╭──
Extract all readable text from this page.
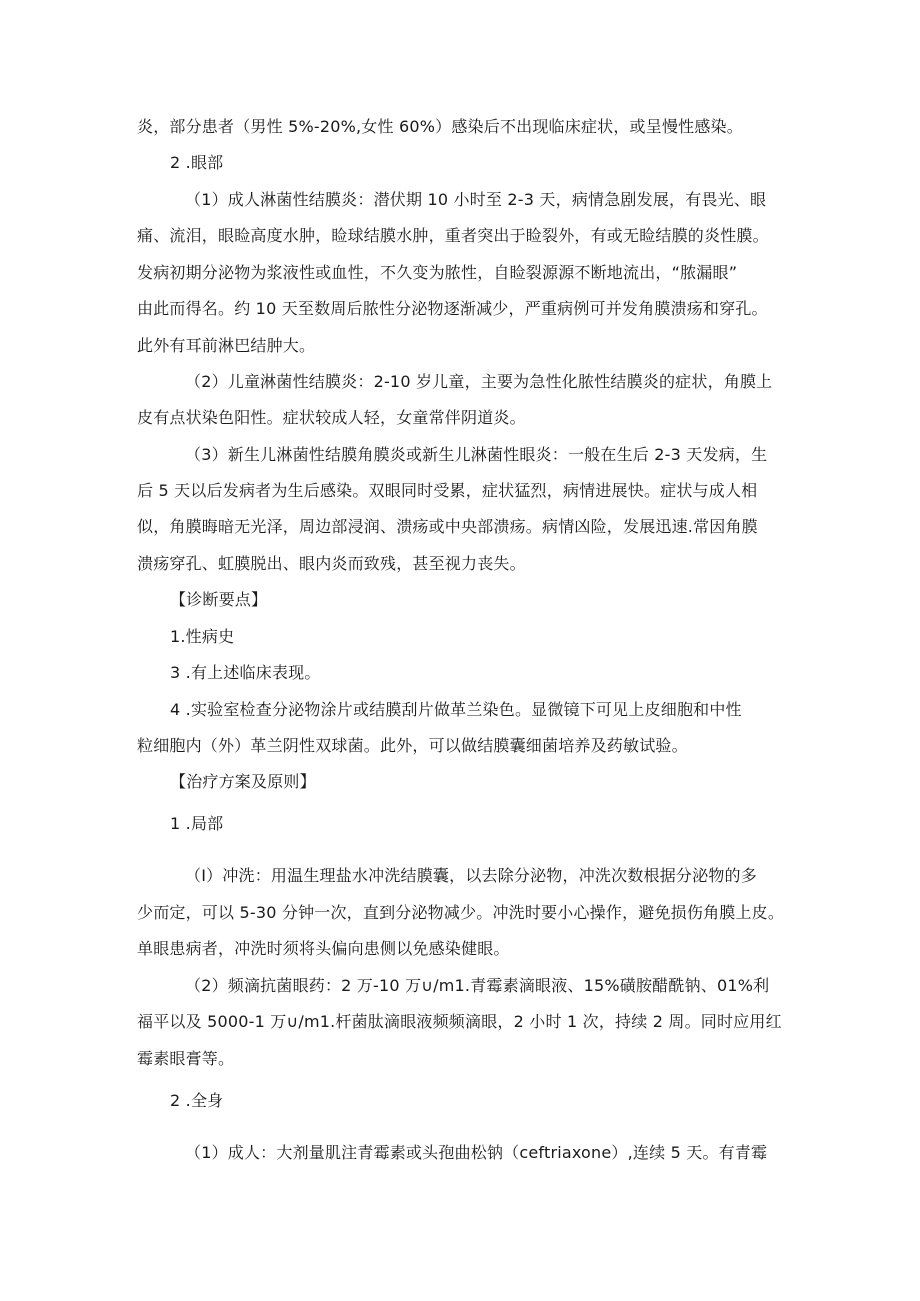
炎，部分患者（男性 5%-20%,女性 60%）感染后不出现临床症状，或呈慢性感染。
2 .眼部
（1）成人淋菌性结膜炎：潜伏期 10 小时至 2-3 天，病情急剧发展，有畏光、眼
痛、流泪，眼睑高度水肿，睑球结膜水肿，重者突出于睑裂外，有或无睑结膜的炎性膜。
发病初期分泌物为浆液性或血性，不久变为脓性，自睑裂源源不断地流出，“脓漏眼”
由此而得名。约 10 天至数周后脓性分泌物逐渐减少，严重病例可并发角膜溃疡和穿孔。
此外有耳前淋巴结肿大。
（2）儿童淋菌性结膜炎：2-10 岁儿童，主要为急性化脓性结膜炎的症状，角膜上
皮有点状染色阳性。症状较成人轻，女童常伴阴道炎。
（3）新生儿淋菌性结膜角膜炎或新生儿淋菌性眼炎：一般在生后 2-3 天发病，生
后 5 天以后发病者为生后感染。双眼同时受累，症状猛烈，病情进展快。症状与成人相
似，角膜晦暗无光泽，周边部浸润、溃疡或中央部溃疡。病情凶险，发展迅速.常因角膜
溃疡穿孔、虹膜脱出、眼内炎而致残，甚至视力丧失。
【诊断要点】
1.性病史
3 .有上述临床表现。
4 .实验室检查分泌物涂片或结膜刮片做革兰染色。显微镜下可见上皮细胞和中性
粒细胞内（外）革兰阴性双球菌。此外，可以做结膜囊细菌培养及药敏试验。
【治疗方案及原则】
1 .局部
（I）冲洗：用温生理盐水冲洗结膜囊，以去除分泌物，冲洗次数根据分泌物的多
少而定，可以 5-30 分钟一次，直到分泌物减少。冲洗时要小心操作，避免损伤角膜上皮。
单眼患病者，冲洗时须将头偏向患侧以免感染健眼。
（2）频滴抗菌眼药：2 万-10 万∪∕m1.青霉素滴眼液、15%磺胺醋酰钠、01%利
福平以及 5000-1 万∪∕m1.杆菌肽滴眼液频频滴眼，2 小时 1 次，持续 2 周。同时应用红
霉素眼膏等。
2 .全身
（1）成人：大剂量肌注青霉素或头孢曲松钠（ceftriaxone）,连续 5 天。有青霉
╰──
→ **Exercise aim**:
Transcribe all the lines above exactly, apart from the pictures.

→ **Task answer**:
Extract all readable text from this page.
炎，部分患者（男性 5%-20%,女性 60%）感染后不出现临床症状，或呈慢性感染。
2 .眼部
（1）成人淋菌性结膜炎：潜伏期 10 小时至 2-3 天，病情急剧发展，有畏光、眼
痛、流泪，眼睑高度水肿，睑球结膜水肿，重者突出于睑裂外，有或无睑结膜的炎性膜。
发病初期分泌物为浆液性或血性，不久变为脓性，自睑裂源源不断地流出，“脓漏眼”
由此而得名。约 10 天至数周后脓性分泌物逐渐减少，严重病例可并发角膜溃疡和穿孔。
此外有耳前淋巴结肿大。
（2）儿童淋菌性结膜炎：2-10 岁儿童，主要为急性化脓性结膜炎的症状，角膜上
皮有点状染色阳性。症状较成人轻，女童常伴阴道炎。
（3）新生儿淋菌性结膜角膜炎或新生儿淋菌性眼炎：一般在生后 2-3 天发病，生
后 5 天以后发病者为生后感染。双眼同时受累，症状猛烈，病情进展快。症状与成人相
似，角膜晦暗无光泽，周边部浸润、溃疡或中央部溃疡。病情凶险，发展迅速.常因角膜
溃疡穿孔、虹膜脱出、眼内炎而致残，甚至视力丧失。
【诊断要点】
1.性病史
3 .有上述临床表现。
4 .实验室检查分泌物涂片或结膜刮片做革兰染色。显微镜下可见上皮细胞和中性
粒细胞内（外）革兰阴性双球菌。此外，可以做结膜囊细菌培养及药敏试验。
【治疗方案及原则】
1 .局部
（I）冲洗：用温生理盐水冲洗结膜囊，以去除分泌物，冲洗次数根据分泌物的多
少而定，可以 5-30 分钟一次，直到分泌物减少。冲洗时要小心操作，避免损伤角膜上皮。
单眼患病者，冲洗时须将头偏向患侧以免感染健眼。
（2）频滴抗菌眼药：2 万-10 万∪∕m1.青霉素滴眼液、15%磺胺醋酰钠、01%利
福平以及 5000-1 万∪∕m1.杆菌肽滴眼液频频滴眼，2 小时 1 次，持续 2 周。同时应用红
霉素眼膏等。
2 .全身
（1）成人：大剂量肌注青霉素或头孢曲松钠（ceftriaxone）,连续 5 天。有青霉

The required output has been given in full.